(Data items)
--- BEGIN ---
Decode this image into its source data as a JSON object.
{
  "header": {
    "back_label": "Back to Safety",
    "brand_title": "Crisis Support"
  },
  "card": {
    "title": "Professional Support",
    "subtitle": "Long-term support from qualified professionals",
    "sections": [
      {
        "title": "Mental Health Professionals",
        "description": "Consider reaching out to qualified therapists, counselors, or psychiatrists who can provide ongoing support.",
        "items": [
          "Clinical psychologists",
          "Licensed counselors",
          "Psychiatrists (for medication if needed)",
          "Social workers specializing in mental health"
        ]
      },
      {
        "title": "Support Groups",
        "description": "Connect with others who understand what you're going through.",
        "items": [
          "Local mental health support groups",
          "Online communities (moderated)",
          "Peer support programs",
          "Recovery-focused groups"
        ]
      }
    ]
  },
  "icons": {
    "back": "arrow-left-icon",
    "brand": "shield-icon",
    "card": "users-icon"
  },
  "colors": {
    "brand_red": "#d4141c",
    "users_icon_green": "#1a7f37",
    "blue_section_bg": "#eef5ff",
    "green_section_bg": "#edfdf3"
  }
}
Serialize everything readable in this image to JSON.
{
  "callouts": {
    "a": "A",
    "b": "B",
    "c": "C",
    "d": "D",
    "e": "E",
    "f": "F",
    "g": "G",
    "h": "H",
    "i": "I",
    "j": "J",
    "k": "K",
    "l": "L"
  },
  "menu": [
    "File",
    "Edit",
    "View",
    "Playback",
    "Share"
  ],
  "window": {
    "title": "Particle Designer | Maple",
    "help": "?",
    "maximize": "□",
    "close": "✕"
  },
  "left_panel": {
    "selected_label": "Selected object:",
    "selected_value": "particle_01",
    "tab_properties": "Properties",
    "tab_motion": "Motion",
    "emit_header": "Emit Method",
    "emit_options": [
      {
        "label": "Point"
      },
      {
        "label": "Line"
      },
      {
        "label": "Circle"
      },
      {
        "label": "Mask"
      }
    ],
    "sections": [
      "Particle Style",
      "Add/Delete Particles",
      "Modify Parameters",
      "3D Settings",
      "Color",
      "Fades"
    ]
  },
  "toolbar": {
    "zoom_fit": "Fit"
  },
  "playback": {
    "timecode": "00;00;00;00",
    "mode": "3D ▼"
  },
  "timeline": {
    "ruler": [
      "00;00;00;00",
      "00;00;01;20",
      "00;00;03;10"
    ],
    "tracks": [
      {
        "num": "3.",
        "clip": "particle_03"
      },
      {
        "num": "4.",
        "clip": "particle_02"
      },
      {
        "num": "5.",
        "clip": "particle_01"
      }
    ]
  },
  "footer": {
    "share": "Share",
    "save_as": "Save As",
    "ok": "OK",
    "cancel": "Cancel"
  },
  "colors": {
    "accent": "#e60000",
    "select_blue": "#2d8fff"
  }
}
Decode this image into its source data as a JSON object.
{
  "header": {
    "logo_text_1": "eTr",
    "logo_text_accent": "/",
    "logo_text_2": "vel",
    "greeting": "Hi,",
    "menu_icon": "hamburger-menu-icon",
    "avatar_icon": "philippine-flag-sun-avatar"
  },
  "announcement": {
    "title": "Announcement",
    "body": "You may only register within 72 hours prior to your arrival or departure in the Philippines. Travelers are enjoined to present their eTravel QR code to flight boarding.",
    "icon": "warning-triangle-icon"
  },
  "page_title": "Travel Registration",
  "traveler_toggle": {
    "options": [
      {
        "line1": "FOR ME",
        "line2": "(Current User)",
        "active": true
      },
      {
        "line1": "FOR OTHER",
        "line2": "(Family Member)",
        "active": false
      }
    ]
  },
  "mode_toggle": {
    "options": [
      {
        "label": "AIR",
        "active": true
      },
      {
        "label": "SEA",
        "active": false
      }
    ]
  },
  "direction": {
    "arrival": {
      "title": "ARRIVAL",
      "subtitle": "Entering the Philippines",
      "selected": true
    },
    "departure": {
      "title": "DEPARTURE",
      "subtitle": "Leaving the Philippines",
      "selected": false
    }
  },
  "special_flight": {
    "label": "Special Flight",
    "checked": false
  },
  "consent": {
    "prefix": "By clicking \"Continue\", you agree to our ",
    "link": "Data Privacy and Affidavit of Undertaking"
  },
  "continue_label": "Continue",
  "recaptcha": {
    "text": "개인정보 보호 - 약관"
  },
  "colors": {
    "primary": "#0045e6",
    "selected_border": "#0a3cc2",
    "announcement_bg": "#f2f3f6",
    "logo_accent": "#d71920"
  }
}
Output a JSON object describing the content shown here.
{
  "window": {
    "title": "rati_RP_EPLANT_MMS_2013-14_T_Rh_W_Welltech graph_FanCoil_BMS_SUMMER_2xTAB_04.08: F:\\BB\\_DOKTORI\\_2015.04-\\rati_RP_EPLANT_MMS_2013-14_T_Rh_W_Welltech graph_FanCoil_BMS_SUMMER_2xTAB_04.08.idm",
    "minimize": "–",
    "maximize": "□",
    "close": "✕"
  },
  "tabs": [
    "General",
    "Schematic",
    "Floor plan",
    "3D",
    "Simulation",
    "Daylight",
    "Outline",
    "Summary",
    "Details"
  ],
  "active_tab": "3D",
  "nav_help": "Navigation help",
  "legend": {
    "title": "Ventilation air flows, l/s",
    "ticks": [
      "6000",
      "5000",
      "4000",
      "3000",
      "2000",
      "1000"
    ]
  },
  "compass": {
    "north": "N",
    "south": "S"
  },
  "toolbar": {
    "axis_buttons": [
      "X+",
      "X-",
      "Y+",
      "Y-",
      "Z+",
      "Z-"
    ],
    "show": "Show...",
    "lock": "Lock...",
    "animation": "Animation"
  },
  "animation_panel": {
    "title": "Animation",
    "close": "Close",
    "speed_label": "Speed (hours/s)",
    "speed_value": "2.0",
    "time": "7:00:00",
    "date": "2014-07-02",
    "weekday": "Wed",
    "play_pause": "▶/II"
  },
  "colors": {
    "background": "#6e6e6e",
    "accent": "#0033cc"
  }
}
--- END ---
→ **Description of the task**
Extract all lines from the material above that include the word "object".

→ **Output of the task**
Decode this image into its source data as a JSON object.
    "selected_label": "Selected object:",
Decode this image into its source data as a JSON object.
Output a JSON object describing the content shown here.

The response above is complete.